#### Dataset rows ####
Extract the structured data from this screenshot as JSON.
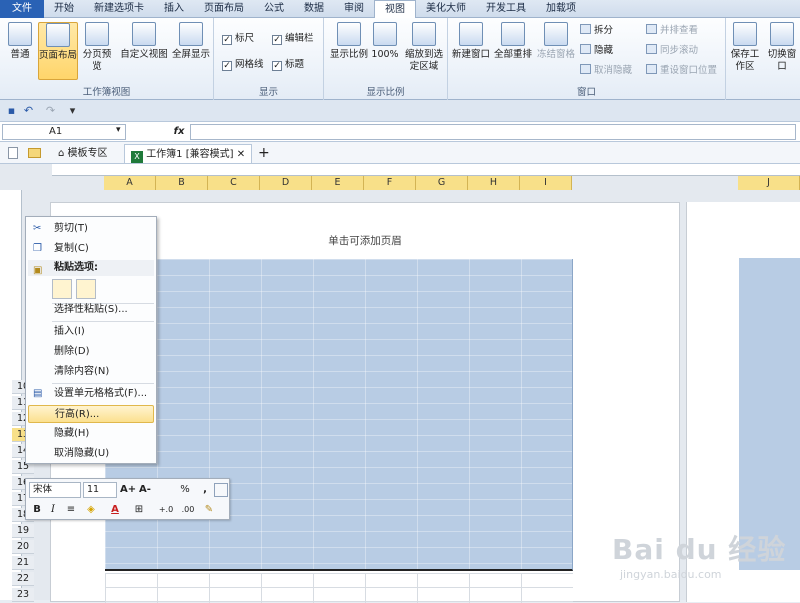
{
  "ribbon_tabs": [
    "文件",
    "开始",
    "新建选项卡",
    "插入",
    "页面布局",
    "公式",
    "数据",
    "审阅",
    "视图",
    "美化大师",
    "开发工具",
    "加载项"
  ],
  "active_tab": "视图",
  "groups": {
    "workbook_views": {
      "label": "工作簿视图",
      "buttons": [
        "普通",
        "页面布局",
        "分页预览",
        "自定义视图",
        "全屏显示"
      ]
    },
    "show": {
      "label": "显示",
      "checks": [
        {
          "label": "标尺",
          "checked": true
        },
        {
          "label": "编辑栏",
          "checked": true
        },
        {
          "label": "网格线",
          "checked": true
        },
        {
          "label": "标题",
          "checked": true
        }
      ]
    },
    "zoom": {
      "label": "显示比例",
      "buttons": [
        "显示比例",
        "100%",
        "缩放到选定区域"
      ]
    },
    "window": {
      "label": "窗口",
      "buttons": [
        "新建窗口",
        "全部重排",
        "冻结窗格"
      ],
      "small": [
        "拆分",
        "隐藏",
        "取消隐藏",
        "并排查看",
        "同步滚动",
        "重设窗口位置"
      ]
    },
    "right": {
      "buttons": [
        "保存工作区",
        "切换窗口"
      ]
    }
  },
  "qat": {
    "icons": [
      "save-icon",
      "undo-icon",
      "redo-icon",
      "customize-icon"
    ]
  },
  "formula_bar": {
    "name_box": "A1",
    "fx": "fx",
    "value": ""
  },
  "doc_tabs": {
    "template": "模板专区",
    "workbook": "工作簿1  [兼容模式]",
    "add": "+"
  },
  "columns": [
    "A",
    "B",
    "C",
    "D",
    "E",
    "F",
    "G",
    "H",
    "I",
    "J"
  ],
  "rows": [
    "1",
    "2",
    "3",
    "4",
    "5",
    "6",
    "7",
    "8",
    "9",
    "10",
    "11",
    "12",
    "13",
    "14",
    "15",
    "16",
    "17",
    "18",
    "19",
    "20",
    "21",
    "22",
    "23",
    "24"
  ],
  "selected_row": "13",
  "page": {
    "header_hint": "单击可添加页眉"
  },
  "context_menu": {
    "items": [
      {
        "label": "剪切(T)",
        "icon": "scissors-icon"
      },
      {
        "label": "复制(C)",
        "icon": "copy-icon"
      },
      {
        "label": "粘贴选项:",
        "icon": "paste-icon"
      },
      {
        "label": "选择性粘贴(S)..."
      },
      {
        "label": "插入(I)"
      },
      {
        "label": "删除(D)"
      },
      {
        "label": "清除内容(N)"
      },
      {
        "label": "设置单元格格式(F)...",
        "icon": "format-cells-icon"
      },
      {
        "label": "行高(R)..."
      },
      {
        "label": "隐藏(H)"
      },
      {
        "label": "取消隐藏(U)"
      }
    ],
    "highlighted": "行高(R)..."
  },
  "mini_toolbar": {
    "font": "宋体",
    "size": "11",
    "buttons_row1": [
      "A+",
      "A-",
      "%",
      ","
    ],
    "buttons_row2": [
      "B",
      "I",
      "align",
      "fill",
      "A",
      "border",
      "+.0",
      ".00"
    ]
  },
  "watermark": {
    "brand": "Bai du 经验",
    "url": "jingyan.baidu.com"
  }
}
####
Required task: Make a word-for-word copy of the entries, without any pictures.

Result for this task:
Extract the structured data from this screenshot as JSON.
{
  "ribbon_tabs": [
    "文件",
    "开始",
    "新建选项卡",
    "插入",
    "页面布局",
    "公式",
    "数据",
    "审阅",
    "视图",
    "美化大师",
    "开发工具",
    "加载项"
  ],
  "active_tab": "视图",
  "groups": {
    "workbook_views": {
      "label": "工作簿视图",
      "buttons": [
        "普通",
        "页面布局",
        "分页预览",
        "自定义视图",
        "全屏显示"
      ]
    },
    "show": {
      "label": "显示",
      "checks": [
        {
          "label": "标尺",
          "checked": true
        },
        {
          "label": "编辑栏",
          "checked": true
        },
        {
          "label": "网格线",
          "checked": true
        },
        {
          "label": "标题",
          "checked": true
        }
      ]
    },
    "zoom": {
      "label": "显示比例",
      "buttons": [
        "显示比例",
        "100%",
        "缩放到选定区域"
      ]
    },
    "window": {
      "label": "窗口",
      "buttons": [
        "新建窗口",
        "全部重排",
        "冻结窗格"
      ],
      "small": [
        "拆分",
        "隐藏",
        "取消隐藏",
        "并排查看",
        "同步滚动",
        "重设窗口位置"
      ]
    },
    "right": {
      "buttons": [
        "保存工作区",
        "切换窗口"
      ]
    }
  },
  "qat": {
    "icons": [
      "save-icon",
      "undo-icon",
      "redo-icon",
      "customize-icon"
    ]
  },
  "formula_bar": {
    "name_box": "A1",
    "fx": "fx",
    "value": ""
  },
  "doc_tabs": {
    "template": "模板专区",
    "workbook": "工作簿1  [兼容模式]",
    "add": "+"
  },
  "columns": [
    "A",
    "B",
    "C",
    "D",
    "E",
    "F",
    "G",
    "H",
    "I",
    "J"
  ],
  "rows": [
    "1",
    "2",
    "3",
    "4",
    "5",
    "6",
    "7",
    "8",
    "9",
    "10",
    "11",
    "12",
    "13",
    "14",
    "15",
    "16",
    "17",
    "18",
    "19",
    "20",
    "21",
    "22",
    "23",
    "24"
  ],
  "selected_row": "13",
  "page": {
    "header_hint": "单击可添加页眉"
  },
  "context_menu": {
    "items": [
      {
        "label": "剪切(T)",
        "icon": "scissors-icon"
      },
      {
        "label": "复制(C)",
        "icon": "copy-icon"
      },
      {
        "label": "粘贴选项:",
        "icon": "paste-icon"
      },
      {
        "label": "选择性粘贴(S)..."
      },
      {
        "label": "插入(I)"
      },
      {
        "label": "删除(D)"
      },
      {
        "label": "清除内容(N)"
      },
      {
        "label": "设置单元格格式(F)...",
        "icon": "format-cells-icon"
      },
      {
        "label": "行高(R)..."
      },
      {
        "label": "隐藏(H)"
      },
      {
        "label": "取消隐藏(U)"
      }
    ],
    "highlighted": "行高(R)..."
  },
  "mini_toolbar": {
    "font": "宋体",
    "size": "11",
    "buttons_row1": [
      "A+",
      "A-",
      "%",
      ","
    ],
    "buttons_row2": [
      "B",
      "I",
      "align",
      "fill",
      "A",
      "border",
      "+.0",
      ".00"
    ]
  },
  "watermark": {
    "brand": "Bai du 经验",
    "url": "jingyan.baidu.com"
  }
}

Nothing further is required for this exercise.